■ What you are asked to do ■
Rewrite the entries below, changing "Series1" to "Series A" and leaving everything else as it is.

■ Records for processing ■

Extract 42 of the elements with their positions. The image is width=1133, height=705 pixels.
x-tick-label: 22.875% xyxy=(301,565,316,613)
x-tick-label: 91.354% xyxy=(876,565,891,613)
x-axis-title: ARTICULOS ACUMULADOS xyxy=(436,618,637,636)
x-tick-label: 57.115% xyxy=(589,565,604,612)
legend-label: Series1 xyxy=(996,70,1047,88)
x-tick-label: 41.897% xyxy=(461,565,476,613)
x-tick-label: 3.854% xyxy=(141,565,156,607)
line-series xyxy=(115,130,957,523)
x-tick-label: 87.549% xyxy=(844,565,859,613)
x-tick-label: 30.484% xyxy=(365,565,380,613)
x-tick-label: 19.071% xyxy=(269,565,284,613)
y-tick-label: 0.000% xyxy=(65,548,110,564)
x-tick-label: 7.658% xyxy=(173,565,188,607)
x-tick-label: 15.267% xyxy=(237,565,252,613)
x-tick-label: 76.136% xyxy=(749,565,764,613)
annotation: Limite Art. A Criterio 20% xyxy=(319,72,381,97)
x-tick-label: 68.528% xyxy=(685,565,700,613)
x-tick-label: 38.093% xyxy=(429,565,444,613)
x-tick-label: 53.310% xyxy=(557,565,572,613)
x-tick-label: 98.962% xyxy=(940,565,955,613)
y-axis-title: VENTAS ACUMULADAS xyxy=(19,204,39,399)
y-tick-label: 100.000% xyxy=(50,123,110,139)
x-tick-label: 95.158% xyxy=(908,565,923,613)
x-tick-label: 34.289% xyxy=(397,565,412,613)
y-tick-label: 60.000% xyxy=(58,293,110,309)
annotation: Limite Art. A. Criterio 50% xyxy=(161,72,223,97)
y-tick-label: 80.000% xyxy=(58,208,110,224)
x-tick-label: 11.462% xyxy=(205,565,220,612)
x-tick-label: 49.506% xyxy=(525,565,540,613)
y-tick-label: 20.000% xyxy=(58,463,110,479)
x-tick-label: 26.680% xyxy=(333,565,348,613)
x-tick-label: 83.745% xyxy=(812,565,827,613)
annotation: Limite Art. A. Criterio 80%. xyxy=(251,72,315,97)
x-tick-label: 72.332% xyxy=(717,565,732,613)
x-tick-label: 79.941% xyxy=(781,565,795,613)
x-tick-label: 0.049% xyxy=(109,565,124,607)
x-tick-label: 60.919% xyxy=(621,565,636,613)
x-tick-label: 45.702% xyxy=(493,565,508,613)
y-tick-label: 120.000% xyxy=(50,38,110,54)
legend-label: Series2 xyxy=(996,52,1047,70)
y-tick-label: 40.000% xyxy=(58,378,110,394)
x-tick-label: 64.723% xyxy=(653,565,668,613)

■ Task solution ■
Extract 42 of the elements with their positions. The image is width=1133, height=705 pixels.
x-tick-label: 22.875% xyxy=(301,565,316,613)
x-tick-label: 91.354% xyxy=(876,565,891,613)
x-axis-title: ARTICULOS ACUMULADOS xyxy=(436,618,637,636)
x-tick-label: 57.115% xyxy=(589,565,604,612)
legend-label: Series A xyxy=(996,70,1047,88)
x-tick-label: 41.897% xyxy=(461,565,476,613)
x-tick-label: 3.854% xyxy=(141,565,156,607)
line-series xyxy=(115,130,957,523)
x-tick-label: 87.549% xyxy=(844,565,859,613)
x-tick-label: 30.484% xyxy=(365,565,380,613)
x-tick-label: 19.071% xyxy=(269,565,284,613)
y-tick-label: 0.000% xyxy=(65,548,110,564)
x-tick-label: 7.658% xyxy=(173,565,188,607)
x-tick-label: 15.267% xyxy=(237,565,252,613)
x-tick-label: 76.136% xyxy=(749,565,764,613)
annotation: Limite Art. A Criterio 20% xyxy=(319,72,381,97)
x-tick-label: 68.528% xyxy=(685,565,700,613)
x-tick-label: 38.093% xyxy=(429,565,444,613)
x-tick-label: 53.310% xyxy=(557,565,572,613)
x-tick-label: 98.962% xyxy=(940,565,955,613)
y-axis-title: VENTAS ACUMULADAS xyxy=(19,204,39,399)
y-tick-label: 100.000% xyxy=(50,123,110,139)
x-tick-label: 95.158% xyxy=(908,565,923,613)
x-tick-label: 34.289% xyxy=(397,565,412,613)
y-tick-label: 60.000% xyxy=(58,293,110,309)
annotation: Limite Art. A. Criterio 50% xyxy=(161,72,223,97)
y-tick-label: 80.000% xyxy=(58,208,110,224)
x-tick-label: 11.462% xyxy=(205,565,220,612)
x-tick-label: 49.506% xyxy=(525,565,540,613)
y-tick-label: 20.000% xyxy=(58,463,110,479)
x-tick-label: 26.680% xyxy=(333,565,348,613)
x-tick-label: 83.745% xyxy=(812,565,827,613)
annotation: Limite Art. A. Criterio 80%. xyxy=(251,72,315,97)
x-tick-label: 72.332% xyxy=(717,565,732,613)
x-tick-label: 79.941% xyxy=(781,565,795,613)
x-tick-label: 0.049% xyxy=(109,565,124,607)
x-tick-label: 60.919% xyxy=(621,565,636,613)
x-tick-label: 45.702% xyxy=(493,565,508,613)
y-tick-label: 120.000% xyxy=(50,38,110,54)
legend-label: Series2 xyxy=(996,52,1047,70)
y-tick-label: 40.000% xyxy=(58,378,110,394)
x-tick-label: 64.723% xyxy=(653,565,668,613)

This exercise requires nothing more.